> **What is asked**
From the listing below, pick out each line with the word "xlabel".

%%

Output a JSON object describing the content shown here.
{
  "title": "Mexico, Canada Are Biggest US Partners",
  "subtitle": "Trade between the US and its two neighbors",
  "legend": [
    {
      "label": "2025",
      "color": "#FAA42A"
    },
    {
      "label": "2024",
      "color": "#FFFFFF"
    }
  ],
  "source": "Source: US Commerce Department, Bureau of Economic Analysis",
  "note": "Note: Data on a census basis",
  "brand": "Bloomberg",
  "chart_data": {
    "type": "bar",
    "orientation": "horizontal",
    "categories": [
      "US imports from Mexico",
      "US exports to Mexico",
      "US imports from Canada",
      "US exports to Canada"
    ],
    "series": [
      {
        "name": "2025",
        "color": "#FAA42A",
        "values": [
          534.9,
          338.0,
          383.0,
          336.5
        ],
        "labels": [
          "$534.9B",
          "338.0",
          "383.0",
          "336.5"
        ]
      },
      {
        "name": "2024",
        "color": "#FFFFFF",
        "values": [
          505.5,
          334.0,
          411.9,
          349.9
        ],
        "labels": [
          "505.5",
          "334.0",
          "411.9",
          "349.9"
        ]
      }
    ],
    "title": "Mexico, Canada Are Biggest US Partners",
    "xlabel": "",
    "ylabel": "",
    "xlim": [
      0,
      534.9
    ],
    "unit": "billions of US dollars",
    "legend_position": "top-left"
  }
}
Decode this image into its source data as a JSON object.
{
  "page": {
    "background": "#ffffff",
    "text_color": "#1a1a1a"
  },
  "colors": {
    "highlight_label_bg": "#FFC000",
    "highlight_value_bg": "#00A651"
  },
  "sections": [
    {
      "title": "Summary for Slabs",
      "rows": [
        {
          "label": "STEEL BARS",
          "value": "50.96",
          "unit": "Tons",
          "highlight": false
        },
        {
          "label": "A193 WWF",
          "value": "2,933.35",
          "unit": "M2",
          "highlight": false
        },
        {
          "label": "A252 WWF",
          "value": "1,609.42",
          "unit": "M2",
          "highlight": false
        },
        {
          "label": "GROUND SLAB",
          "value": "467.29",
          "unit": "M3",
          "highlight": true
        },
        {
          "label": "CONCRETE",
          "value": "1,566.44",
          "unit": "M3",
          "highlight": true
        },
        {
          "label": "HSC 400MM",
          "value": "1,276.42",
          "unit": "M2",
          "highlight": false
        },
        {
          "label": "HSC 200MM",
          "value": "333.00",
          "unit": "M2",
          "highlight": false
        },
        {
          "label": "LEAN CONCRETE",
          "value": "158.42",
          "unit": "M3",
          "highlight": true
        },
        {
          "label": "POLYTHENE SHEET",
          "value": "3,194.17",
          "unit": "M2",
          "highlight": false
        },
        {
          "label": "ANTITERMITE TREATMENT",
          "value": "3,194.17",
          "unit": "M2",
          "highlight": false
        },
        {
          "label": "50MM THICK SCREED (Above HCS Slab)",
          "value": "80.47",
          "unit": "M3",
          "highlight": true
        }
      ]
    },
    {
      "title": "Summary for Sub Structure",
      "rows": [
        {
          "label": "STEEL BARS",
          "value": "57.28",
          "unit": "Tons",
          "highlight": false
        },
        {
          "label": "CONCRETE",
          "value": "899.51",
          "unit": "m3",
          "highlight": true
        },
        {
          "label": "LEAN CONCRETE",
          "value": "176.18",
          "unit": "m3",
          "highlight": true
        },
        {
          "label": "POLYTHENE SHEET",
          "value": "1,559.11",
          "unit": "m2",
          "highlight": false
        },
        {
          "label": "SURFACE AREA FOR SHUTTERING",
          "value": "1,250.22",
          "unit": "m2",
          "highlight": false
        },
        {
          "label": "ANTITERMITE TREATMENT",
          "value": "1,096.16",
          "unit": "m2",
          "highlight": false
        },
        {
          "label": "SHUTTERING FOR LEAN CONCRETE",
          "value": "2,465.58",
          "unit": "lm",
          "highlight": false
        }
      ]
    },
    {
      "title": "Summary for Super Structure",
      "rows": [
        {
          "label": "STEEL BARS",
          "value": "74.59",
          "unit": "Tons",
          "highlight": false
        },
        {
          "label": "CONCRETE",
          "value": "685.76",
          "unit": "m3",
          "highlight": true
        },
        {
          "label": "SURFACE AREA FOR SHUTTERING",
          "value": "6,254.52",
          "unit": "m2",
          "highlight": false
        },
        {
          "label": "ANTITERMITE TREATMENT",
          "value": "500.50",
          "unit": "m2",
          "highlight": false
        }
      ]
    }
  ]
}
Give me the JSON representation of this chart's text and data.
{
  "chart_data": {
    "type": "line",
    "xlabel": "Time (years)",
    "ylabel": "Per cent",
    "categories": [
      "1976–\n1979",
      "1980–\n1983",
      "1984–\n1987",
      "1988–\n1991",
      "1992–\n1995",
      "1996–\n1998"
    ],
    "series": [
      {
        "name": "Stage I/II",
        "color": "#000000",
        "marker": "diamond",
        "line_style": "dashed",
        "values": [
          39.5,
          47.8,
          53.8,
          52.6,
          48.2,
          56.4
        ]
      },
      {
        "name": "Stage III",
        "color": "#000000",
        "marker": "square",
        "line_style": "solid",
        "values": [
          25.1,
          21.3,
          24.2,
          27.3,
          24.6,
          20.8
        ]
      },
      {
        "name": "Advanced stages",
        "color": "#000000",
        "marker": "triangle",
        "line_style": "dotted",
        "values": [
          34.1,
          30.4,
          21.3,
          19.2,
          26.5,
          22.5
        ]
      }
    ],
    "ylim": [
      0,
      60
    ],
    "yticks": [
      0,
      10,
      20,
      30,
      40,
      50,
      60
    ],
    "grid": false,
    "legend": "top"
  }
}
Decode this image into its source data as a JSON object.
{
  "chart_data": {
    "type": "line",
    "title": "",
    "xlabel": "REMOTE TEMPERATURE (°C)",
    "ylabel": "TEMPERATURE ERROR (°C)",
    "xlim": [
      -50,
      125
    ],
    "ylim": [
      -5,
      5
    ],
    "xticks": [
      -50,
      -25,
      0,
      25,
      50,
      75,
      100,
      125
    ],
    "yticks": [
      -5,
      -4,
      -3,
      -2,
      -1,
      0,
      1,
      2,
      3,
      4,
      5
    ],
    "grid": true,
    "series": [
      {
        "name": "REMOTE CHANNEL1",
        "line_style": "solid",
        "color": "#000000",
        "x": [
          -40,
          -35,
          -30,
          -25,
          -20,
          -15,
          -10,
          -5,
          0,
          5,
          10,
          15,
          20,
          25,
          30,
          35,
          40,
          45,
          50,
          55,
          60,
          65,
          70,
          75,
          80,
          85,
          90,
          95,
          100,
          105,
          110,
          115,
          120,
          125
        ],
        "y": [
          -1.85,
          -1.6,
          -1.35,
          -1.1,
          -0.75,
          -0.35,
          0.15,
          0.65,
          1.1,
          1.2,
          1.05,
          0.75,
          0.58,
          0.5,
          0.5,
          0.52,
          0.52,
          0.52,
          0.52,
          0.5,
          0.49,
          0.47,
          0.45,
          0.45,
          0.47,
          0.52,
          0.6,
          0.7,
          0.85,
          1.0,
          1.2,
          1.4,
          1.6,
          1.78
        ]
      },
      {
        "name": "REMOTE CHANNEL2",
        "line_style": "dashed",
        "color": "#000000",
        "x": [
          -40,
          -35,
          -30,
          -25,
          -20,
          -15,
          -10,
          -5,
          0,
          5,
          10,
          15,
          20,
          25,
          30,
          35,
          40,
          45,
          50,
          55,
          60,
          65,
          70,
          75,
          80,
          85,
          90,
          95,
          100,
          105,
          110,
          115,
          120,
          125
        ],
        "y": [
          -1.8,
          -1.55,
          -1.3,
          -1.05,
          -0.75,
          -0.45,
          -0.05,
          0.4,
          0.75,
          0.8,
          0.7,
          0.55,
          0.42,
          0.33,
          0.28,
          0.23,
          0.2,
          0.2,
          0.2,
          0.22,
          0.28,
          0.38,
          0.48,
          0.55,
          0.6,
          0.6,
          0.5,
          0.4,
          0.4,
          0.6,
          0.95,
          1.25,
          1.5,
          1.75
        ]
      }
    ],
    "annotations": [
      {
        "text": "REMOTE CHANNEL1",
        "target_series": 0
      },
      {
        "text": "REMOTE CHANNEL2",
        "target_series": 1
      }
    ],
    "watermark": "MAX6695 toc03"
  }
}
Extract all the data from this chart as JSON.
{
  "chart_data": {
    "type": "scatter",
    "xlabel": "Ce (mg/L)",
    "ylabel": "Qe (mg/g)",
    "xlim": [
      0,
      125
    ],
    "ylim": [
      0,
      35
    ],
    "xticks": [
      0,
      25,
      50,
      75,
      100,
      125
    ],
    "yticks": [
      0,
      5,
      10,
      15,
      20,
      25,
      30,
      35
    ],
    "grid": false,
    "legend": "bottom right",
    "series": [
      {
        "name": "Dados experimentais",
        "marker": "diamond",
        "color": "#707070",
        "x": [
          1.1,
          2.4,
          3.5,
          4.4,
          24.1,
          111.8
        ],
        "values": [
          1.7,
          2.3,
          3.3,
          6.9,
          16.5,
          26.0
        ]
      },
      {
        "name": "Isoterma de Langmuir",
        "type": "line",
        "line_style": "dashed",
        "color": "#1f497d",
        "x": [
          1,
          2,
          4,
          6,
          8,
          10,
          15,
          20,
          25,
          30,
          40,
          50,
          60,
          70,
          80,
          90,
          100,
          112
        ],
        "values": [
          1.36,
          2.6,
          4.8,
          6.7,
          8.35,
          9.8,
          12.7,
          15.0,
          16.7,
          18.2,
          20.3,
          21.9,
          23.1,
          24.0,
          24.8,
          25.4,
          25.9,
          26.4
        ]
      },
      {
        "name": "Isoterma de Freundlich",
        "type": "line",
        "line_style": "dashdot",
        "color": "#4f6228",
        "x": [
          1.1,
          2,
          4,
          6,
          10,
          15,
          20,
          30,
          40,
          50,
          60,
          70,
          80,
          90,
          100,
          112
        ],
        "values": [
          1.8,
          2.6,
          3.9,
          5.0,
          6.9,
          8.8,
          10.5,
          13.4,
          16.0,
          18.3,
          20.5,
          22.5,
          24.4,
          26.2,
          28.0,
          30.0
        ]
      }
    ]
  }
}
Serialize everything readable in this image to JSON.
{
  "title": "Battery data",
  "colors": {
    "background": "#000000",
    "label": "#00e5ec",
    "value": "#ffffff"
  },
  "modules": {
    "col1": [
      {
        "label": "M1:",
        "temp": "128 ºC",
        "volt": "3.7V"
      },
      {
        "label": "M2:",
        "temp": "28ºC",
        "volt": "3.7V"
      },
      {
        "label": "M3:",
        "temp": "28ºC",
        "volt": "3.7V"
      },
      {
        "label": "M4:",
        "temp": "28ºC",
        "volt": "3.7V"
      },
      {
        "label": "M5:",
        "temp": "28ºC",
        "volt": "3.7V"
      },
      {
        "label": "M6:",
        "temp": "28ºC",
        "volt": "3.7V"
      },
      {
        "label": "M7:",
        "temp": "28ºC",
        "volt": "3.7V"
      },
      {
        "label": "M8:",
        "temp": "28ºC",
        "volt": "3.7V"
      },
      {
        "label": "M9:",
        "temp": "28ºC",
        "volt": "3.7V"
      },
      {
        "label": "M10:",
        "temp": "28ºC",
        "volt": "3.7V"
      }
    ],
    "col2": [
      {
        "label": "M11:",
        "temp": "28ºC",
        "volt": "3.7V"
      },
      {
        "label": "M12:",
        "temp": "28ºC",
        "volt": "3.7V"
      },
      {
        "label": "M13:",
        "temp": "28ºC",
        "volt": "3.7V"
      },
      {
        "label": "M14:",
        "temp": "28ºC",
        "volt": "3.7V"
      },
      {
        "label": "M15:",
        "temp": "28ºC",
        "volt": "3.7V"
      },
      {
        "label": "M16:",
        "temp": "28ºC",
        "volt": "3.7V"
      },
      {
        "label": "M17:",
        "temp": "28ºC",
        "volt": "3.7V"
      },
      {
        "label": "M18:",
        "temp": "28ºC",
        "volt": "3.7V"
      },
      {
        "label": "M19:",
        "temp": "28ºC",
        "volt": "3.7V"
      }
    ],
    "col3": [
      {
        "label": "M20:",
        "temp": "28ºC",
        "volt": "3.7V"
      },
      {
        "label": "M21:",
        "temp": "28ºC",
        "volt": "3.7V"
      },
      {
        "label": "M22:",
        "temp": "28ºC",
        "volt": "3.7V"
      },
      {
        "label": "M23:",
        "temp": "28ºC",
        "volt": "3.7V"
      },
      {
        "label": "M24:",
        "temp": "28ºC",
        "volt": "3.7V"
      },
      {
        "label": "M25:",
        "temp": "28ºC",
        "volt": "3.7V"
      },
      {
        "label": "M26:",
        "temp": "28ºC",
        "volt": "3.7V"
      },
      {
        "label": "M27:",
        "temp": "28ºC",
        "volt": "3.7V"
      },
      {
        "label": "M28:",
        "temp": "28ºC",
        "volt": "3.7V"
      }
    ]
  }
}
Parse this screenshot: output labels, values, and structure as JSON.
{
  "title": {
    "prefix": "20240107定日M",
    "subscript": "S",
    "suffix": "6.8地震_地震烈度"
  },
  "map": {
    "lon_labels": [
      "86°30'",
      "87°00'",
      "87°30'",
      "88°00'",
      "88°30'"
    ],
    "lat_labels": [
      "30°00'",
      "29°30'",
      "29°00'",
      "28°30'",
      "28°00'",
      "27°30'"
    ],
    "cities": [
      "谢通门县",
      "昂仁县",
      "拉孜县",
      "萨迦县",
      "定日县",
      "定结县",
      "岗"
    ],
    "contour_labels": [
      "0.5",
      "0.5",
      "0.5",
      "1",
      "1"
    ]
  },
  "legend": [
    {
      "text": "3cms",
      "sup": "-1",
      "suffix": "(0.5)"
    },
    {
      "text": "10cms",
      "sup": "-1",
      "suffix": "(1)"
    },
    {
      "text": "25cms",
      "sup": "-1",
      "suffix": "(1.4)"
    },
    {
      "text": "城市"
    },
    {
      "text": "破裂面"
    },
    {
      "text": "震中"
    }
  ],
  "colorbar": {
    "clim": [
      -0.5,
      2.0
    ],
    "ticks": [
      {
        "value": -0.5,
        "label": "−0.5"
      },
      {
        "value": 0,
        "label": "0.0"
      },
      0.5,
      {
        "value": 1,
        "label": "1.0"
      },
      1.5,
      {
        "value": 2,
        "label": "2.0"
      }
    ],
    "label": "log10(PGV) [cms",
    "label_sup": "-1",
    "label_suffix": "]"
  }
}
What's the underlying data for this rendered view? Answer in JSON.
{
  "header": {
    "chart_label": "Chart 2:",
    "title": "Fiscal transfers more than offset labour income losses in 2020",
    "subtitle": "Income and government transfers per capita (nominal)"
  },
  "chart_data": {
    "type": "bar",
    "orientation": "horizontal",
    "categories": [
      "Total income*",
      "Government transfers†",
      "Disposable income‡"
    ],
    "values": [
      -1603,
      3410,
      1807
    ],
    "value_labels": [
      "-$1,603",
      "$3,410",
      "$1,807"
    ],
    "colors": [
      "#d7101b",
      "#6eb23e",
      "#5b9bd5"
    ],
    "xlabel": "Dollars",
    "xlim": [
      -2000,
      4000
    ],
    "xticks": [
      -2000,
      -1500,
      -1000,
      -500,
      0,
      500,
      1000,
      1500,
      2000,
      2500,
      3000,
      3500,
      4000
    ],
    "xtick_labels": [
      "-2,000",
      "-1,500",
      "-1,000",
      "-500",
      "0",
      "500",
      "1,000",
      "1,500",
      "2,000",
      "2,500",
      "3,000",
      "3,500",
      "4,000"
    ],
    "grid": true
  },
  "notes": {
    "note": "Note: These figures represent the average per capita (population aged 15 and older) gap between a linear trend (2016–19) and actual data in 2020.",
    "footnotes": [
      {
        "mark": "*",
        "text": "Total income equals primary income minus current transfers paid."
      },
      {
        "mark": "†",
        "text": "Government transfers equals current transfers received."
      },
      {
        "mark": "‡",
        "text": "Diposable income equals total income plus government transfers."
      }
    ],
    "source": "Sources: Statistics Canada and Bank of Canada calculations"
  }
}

%%

> **Task output**
    "xlabel": "",
    "xlabel": "Time (years)",
    "xlabel": "REMOTE TEMPERATURE (°C)",
    "xlabel": "Ce (mg/L)",
    "xlabel": "Dollars",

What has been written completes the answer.